Extract the full listing verbatim and drop any pictures from your copy.

****************************************

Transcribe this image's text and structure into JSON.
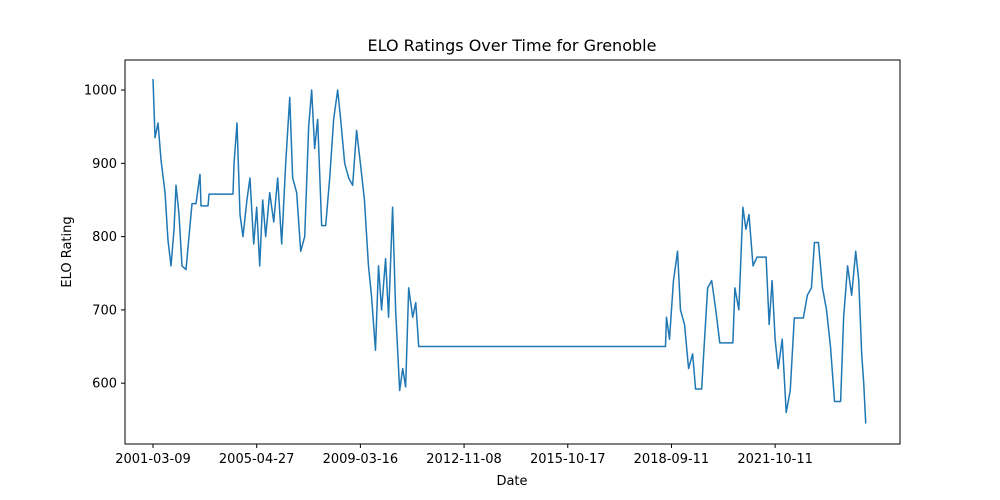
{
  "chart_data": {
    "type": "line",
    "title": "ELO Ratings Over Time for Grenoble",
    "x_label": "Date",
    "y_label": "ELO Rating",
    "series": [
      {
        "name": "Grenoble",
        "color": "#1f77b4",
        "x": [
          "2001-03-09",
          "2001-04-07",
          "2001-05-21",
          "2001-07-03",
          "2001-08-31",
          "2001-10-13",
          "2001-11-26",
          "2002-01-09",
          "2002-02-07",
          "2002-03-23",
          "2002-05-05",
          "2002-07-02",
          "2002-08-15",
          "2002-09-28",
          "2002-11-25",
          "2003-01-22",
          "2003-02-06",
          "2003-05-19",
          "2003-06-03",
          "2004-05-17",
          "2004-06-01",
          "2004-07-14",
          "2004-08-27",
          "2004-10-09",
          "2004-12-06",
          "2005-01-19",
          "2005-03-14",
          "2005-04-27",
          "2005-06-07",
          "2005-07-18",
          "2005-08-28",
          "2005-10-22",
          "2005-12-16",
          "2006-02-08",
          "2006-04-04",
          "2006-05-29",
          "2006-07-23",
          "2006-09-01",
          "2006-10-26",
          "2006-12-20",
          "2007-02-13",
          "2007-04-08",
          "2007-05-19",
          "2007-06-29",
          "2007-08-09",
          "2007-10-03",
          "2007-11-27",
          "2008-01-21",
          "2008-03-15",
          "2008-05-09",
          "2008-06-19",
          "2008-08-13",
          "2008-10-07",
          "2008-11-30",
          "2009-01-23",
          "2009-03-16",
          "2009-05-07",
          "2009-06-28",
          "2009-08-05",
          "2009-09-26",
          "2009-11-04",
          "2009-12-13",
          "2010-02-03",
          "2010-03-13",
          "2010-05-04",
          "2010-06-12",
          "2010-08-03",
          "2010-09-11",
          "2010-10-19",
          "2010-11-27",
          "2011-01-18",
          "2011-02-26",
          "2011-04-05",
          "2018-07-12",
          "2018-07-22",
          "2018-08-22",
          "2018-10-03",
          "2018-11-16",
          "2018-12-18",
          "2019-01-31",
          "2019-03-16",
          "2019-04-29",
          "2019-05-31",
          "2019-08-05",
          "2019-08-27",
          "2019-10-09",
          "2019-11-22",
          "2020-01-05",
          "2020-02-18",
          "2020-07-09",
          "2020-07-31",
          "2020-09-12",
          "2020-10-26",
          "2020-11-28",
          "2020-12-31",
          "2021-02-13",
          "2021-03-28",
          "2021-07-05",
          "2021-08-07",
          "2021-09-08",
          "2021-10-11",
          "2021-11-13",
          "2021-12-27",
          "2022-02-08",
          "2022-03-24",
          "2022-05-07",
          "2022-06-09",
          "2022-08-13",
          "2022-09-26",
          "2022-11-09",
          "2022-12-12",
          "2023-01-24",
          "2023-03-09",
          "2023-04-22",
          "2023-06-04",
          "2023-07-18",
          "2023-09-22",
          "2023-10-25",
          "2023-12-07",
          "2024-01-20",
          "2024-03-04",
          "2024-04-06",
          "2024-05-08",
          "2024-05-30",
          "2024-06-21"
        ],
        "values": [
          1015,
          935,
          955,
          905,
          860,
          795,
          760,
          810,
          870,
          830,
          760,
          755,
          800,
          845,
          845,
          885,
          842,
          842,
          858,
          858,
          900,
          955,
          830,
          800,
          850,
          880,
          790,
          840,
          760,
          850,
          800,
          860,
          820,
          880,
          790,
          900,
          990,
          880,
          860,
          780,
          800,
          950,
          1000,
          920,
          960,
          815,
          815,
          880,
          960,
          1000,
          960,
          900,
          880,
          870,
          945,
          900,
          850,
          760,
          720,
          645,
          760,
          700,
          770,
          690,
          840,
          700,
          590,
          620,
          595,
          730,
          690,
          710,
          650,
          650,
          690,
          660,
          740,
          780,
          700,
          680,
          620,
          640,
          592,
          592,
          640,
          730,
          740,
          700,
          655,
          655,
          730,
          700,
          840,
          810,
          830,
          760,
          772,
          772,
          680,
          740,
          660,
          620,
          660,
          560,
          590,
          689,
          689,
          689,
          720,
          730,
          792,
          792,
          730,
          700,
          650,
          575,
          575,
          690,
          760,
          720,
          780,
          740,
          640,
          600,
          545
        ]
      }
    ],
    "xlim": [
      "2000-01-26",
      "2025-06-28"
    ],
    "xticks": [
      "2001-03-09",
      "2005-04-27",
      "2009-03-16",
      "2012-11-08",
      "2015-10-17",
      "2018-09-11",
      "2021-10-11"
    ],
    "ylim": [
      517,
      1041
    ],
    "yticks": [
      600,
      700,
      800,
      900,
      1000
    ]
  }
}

****************************************

Solution to the problem:
Transcribe this image's text and structure into JSON.
{
  "chart_data": {
    "type": "line",
    "title": "ELO Ratings Over Time for Grenoble",
    "x_label": "Date",
    "y_label": "ELO Rating",
    "series": [
      {
        "name": "Grenoble",
        "color": "#1f77b4",
        "x": [
          "2001-03-09",
          "2001-04-07",
          "2001-05-21",
          "2001-07-03",
          "2001-08-31",
          "2001-10-13",
          "2001-11-26",
          "2002-01-09",
          "2002-02-07",
          "2002-03-23",
          "2002-05-05",
          "2002-07-02",
          "2002-08-15",
          "2002-09-28",
          "2002-11-25",
          "2003-01-22",
          "2003-02-06",
          "2003-05-19",
          "2003-06-03",
          "2004-05-17",
          "2004-06-01",
          "2004-07-14",
          "2004-08-27",
          "2004-10-09",
          "2004-12-06",
          "2005-01-19",
          "2005-03-14",
          "2005-04-27",
          "2005-06-07",
          "2005-07-18",
          "2005-08-28",
          "2005-10-22",
          "2005-12-16",
          "2006-02-08",
          "2006-04-04",
          "2006-05-29",
          "2006-07-23",
          "2006-09-01",
          "2006-10-26",
          "2006-12-20",
          "2007-02-13",
          "2007-04-08",
          "2007-05-19",
          "2007-06-29",
          "2007-08-09",
          "2007-10-03",
          "2007-11-27",
          "2008-01-21",
          "2008-03-15",
          "2008-05-09",
          "2008-06-19",
          "2008-08-13",
          "2008-10-07",
          "2008-11-30",
          "2009-01-23",
          "2009-03-16",
          "2009-05-07",
          "2009-06-28",
          "2009-08-05",
          "2009-09-26",
          "2009-11-04",
          "2009-12-13",
          "2010-02-03",
          "2010-03-13",
          "2010-05-04",
          "2010-06-12",
          "2010-08-03",
          "2010-09-11",
          "2010-10-19",
          "2010-11-27",
          "2011-01-18",
          "2011-02-26",
          "2011-04-05",
          "2018-07-12",
          "2018-07-22",
          "2018-08-22",
          "2018-10-03",
          "2018-11-16",
          "2018-12-18",
          "2019-01-31",
          "2019-03-16",
          "2019-04-29",
          "2019-05-31",
          "2019-08-05",
          "2019-08-27",
          "2019-10-09",
          "2019-11-22",
          "2020-01-05",
          "2020-02-18",
          "2020-07-09",
          "2020-07-31",
          "2020-09-12",
          "2020-10-26",
          "2020-11-28",
          "2020-12-31",
          "2021-02-13",
          "2021-03-28",
          "2021-07-05",
          "2021-08-07",
          "2021-09-08",
          "2021-10-11",
          "2021-11-13",
          "2021-12-27",
          "2022-02-08",
          "2022-03-24",
          "2022-05-07",
          "2022-06-09",
          "2022-08-13",
          "2022-09-26",
          "2022-11-09",
          "2022-12-12",
          "2023-01-24",
          "2023-03-09",
          "2023-04-22",
          "2023-06-04",
          "2023-07-18",
          "2023-09-22",
          "2023-10-25",
          "2023-12-07",
          "2024-01-20",
          "2024-03-04",
          "2024-04-06",
          "2024-05-08",
          "2024-05-30",
          "2024-06-21"
        ],
        "values": [
          1015,
          935,
          955,
          905,
          860,
          795,
          760,
          810,
          870,
          830,
          760,
          755,
          800,
          845,
          845,
          885,
          842,
          842,
          858,
          858,
          900,
          955,
          830,
          800,
          850,
          880,
          790,
          840,
          760,
          850,
          800,
          860,
          820,
          880,
          790,
          900,
          990,
          880,
          860,
          780,
          800,
          950,
          1000,
          920,
          960,
          815,
          815,
          880,
          960,
          1000,
          960,
          900,
          880,
          870,
          945,
          900,
          850,
          760,
          720,
          645,
          760,
          700,
          770,
          690,
          840,
          700,
          590,
          620,
          595,
          730,
          690,
          710,
          650,
          650,
          690,
          660,
          740,
          780,
          700,
          680,
          620,
          640,
          592,
          592,
          640,
          730,
          740,
          700,
          655,
          655,
          730,
          700,
          840,
          810,
          830,
          760,
          772,
          772,
          680,
          740,
          660,
          620,
          660,
          560,
          590,
          689,
          689,
          689,
          720,
          730,
          792,
          792,
          730,
          700,
          650,
          575,
          575,
          690,
          760,
          720,
          780,
          740,
          640,
          600,
          545
        ]
      }
    ],
    "xlim": [
      "2000-01-26",
      "2025-06-28"
    ],
    "xticks": [
      "2001-03-09",
      "2005-04-27",
      "2009-03-16",
      "2012-11-08",
      "2015-10-17",
      "2018-09-11",
      "2021-10-11"
    ],
    "ylim": [
      517,
      1041
    ],
    "yticks": [
      600,
      700,
      800,
      900,
      1000
    ]
  }
}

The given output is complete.